__Exercise directions__
Go through the records and copy each line where the word "jaar" occurs.

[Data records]
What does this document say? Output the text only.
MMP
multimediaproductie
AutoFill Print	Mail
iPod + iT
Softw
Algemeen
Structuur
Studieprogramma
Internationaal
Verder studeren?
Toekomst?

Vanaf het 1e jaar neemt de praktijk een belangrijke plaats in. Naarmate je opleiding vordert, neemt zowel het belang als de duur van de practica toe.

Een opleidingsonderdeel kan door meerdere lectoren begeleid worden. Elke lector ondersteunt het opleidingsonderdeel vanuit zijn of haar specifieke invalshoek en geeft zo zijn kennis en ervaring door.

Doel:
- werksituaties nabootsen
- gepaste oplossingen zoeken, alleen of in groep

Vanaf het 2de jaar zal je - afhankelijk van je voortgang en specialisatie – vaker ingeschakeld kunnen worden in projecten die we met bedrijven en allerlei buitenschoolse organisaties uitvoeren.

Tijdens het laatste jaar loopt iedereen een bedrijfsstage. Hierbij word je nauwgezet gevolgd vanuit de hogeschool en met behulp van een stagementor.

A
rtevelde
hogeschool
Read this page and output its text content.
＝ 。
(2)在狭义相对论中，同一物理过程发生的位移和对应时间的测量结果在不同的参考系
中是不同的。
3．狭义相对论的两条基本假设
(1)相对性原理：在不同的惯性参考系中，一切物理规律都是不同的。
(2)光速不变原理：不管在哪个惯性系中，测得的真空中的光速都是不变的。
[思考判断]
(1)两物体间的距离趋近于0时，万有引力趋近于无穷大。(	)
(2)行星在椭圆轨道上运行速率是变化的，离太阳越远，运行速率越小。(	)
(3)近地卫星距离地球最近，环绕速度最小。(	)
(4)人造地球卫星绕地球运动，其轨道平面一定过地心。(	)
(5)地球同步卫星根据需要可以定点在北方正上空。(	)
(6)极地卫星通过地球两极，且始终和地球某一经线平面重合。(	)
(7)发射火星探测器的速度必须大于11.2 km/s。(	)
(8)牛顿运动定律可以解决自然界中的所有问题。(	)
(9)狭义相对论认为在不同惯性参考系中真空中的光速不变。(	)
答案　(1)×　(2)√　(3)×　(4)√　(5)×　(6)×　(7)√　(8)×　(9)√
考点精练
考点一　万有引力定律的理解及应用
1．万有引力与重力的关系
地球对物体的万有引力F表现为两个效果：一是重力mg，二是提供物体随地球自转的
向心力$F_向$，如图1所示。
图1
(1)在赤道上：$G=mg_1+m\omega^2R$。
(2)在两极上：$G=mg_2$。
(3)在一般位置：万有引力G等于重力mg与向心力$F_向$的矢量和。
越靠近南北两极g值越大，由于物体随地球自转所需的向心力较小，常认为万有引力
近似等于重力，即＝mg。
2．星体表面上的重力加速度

__Written answer__
Vanaf het 1e jaar neemt de praktijk een belangrijke plaats in. Naarmate je opleiding vordert, neemt zowel het belang als de duur van de practica toe.
Vanaf het 2de jaar zal je - afhankelijk van je voortgang en specialisatie – vaker ingeschakeld kunnen worden in projecten die we met bedrijven en allerlei buitenschoolse organisaties uitvoeren.
Tijdens het laatste jaar loopt iedereen een bedrijfsstage. Hierbij word je nauwgezet gevolgd vanuit de hogeschool en met behulp van een stagementor.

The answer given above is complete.